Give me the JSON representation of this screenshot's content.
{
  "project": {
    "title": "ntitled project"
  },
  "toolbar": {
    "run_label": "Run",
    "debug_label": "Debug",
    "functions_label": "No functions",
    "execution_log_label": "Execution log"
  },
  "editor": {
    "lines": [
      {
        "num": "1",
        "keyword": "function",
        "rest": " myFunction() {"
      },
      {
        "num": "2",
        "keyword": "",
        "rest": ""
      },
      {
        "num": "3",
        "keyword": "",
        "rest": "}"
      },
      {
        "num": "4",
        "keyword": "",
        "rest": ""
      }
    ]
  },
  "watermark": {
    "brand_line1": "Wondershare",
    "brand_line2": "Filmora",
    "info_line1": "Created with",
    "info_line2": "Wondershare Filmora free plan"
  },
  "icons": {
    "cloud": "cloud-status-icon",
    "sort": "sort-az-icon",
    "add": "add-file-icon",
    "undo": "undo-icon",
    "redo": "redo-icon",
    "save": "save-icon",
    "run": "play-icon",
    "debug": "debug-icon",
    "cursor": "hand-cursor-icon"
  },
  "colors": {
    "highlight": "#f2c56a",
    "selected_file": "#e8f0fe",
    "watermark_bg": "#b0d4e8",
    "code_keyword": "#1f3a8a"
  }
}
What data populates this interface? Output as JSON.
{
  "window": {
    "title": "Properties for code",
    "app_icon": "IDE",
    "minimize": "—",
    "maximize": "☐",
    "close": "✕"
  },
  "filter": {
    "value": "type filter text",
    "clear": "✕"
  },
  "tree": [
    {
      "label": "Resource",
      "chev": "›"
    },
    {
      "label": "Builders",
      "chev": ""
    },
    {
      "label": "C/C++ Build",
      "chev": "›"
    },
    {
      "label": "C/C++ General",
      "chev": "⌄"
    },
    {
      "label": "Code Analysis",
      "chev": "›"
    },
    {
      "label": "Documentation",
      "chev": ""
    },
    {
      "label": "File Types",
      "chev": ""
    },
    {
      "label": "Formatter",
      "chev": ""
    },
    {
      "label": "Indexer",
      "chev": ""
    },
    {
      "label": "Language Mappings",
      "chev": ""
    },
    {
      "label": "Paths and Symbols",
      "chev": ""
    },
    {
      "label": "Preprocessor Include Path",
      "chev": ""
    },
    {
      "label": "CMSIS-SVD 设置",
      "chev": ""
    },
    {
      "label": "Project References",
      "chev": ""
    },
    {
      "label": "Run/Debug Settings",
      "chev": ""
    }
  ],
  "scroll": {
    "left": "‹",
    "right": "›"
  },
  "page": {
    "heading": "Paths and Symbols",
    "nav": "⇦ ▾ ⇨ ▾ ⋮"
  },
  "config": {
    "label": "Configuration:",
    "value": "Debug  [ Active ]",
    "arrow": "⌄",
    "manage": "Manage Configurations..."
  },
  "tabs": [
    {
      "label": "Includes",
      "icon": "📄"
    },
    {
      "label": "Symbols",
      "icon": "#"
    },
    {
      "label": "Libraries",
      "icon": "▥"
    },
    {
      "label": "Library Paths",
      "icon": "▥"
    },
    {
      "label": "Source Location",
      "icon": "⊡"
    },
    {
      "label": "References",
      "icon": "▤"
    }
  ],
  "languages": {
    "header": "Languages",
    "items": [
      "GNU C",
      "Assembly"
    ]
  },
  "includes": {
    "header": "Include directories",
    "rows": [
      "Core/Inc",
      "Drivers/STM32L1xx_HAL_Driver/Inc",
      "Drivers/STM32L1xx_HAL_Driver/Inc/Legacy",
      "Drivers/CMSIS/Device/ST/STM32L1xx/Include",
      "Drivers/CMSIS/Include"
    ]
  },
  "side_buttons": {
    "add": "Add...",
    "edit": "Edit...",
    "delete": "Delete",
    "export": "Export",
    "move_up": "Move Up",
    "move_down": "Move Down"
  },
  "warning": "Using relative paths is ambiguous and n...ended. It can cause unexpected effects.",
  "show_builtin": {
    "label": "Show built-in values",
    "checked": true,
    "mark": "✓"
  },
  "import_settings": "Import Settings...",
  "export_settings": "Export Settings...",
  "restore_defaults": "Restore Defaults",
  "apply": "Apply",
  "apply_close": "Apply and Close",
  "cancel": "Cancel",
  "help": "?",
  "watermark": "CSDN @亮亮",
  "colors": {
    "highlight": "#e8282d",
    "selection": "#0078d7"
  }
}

====

Objective: Go through the listing above and restate it word for word.

Completed exercise:
Give me the JSON representation of this screenshot's content.
{
  "project": {
    "title": "ntitled project"
  },
  "toolbar": {
    "run_label": "Run",
    "debug_label": "Debug",
    "functions_label": "No functions",
    "execution_log_label": "Execution log"
  },
  "editor": {
    "lines": [
      {
        "num": "1",
        "keyword": "function",
        "rest": " myFunction() {"
      },
      {
        "num": "2",
        "keyword": "",
        "rest": ""
      },
      {
        "num": "3",
        "keyword": "",
        "rest": "}"
      },
      {
        "num": "4",
        "keyword": "",
        "rest": ""
      }
    ]
  },
  "watermark": {
    "brand_line1": "Wondershare",
    "brand_line2": "Filmora",
    "info_line1": "Created with",
    "info_line2": "Wondershare Filmora free plan"
  },
  "icons": {
    "cloud": "cloud-status-icon",
    "sort": "sort-az-icon",
    "add": "add-file-icon",
    "undo": "undo-icon",
    "redo": "redo-icon",
    "save": "save-icon",
    "run": "play-icon",
    "debug": "debug-icon",
    "cursor": "hand-cursor-icon"
  },
  "colors": {
    "highlight": "#f2c56a",
    "selected_file": "#e8f0fe",
    "watermark_bg": "#b0d4e8",
    "code_keyword": "#1f3a8a"
  }
}
What data populates this interface? Output as JSON.
{
  "window": {
    "title": "Properties for code",
    "app_icon": "IDE",
    "minimize": "—",
    "maximize": "☐",
    "close": "✕"
  },
  "filter": {
    "value": "type filter text",
    "clear": "✕"
  },
  "tree": [
    {
      "label": "Resource",
      "chev": "›"
    },
    {
      "label": "Builders",
      "chev": ""
    },
    {
      "label": "C/C++ Build",
      "chev": "›"
    },
    {
      "label": "C/C++ General",
      "chev": "⌄"
    },
    {
      "label": "Code Analysis",
      "chev": "›"
    },
    {
      "label": "Documentation",
      "chev": ""
    },
    {
      "label": "File Types",
      "chev": ""
    },
    {
      "label": "Formatter",
      "chev": ""
    },
    {
      "label": "Indexer",
      "chev": ""
    },
    {
      "label": "Language Mappings",
      "chev": ""
    },
    {
      "label": "Paths and Symbols",
      "chev": ""
    },
    {
      "label": "Preprocessor Include Path",
      "chev": ""
    },
    {
      "label": "CMSIS-SVD 设置",
      "chev": ""
    },
    {
      "label": "Project References",
      "chev": ""
    },
    {
      "label": "Run/Debug Settings",
      "chev": ""
    }
  ],
  "scroll": {
    "left": "‹",
    "right": "›"
  },
  "page": {
    "heading": "Paths and Symbols",
    "nav": "⇦ ▾ ⇨ ▾ ⋮"
  },
  "config": {
    "label": "Configuration:",
    "value": "Debug  [ Active ]",
    "arrow": "⌄",
    "manage": "Manage Configurations..."
  },
  "tabs": [
    {
      "label": "Includes",
      "icon": "📄"
    },
    {
      "label": "Symbols",
      "icon": "#"
    },
    {
      "label": "Libraries",
      "icon": "▥"
    },
    {
      "label": "Library Paths",
      "icon": "▥"
    },
    {
      "label": "Source Location",
      "icon": "⊡"
    },
    {
      "label": "References",
      "icon": "▤"
    }
  ],
  "languages": {
    "header": "Languages",
    "items": [
      "GNU C",
      "Assembly"
    ]
  },
  "includes": {
    "header": "Include directories",
    "rows": [
      "Core/Inc",
      "Drivers/STM32L1xx_HAL_Driver/Inc",
      "Drivers/STM32L1xx_HAL_Driver/Inc/Legacy",
      "Drivers/CMSIS/Device/ST/STM32L1xx/Include",
      "Drivers/CMSIS/Include"
    ]
  },
  "side_buttons": {
    "add": "Add...",
    "edit": "Edit...",
    "delete": "Delete",
    "export": "Export",
    "move_up": "Move Up",
    "move_down": "Move Down"
  },
  "warning": "Using relative paths is ambiguous and n...ended. It can cause unexpected effects.",
  "show_builtin": {
    "label": "Show built-in values",
    "checked": true,
    "mark": "✓"
  },
  "import_settings": "Import Settings...",
  "export_settings": "Export Settings...",
  "restore_defaults": "Restore Defaults",
  "apply": "Apply",
  "apply_close": "Apply and Close",
  "cancel": "Cancel",
  "help": "?",
  "watermark": "CSDN @亮亮",
  "colors": {
    "highlight": "#e8282d",
    "selection": "#0078d7"
  }
}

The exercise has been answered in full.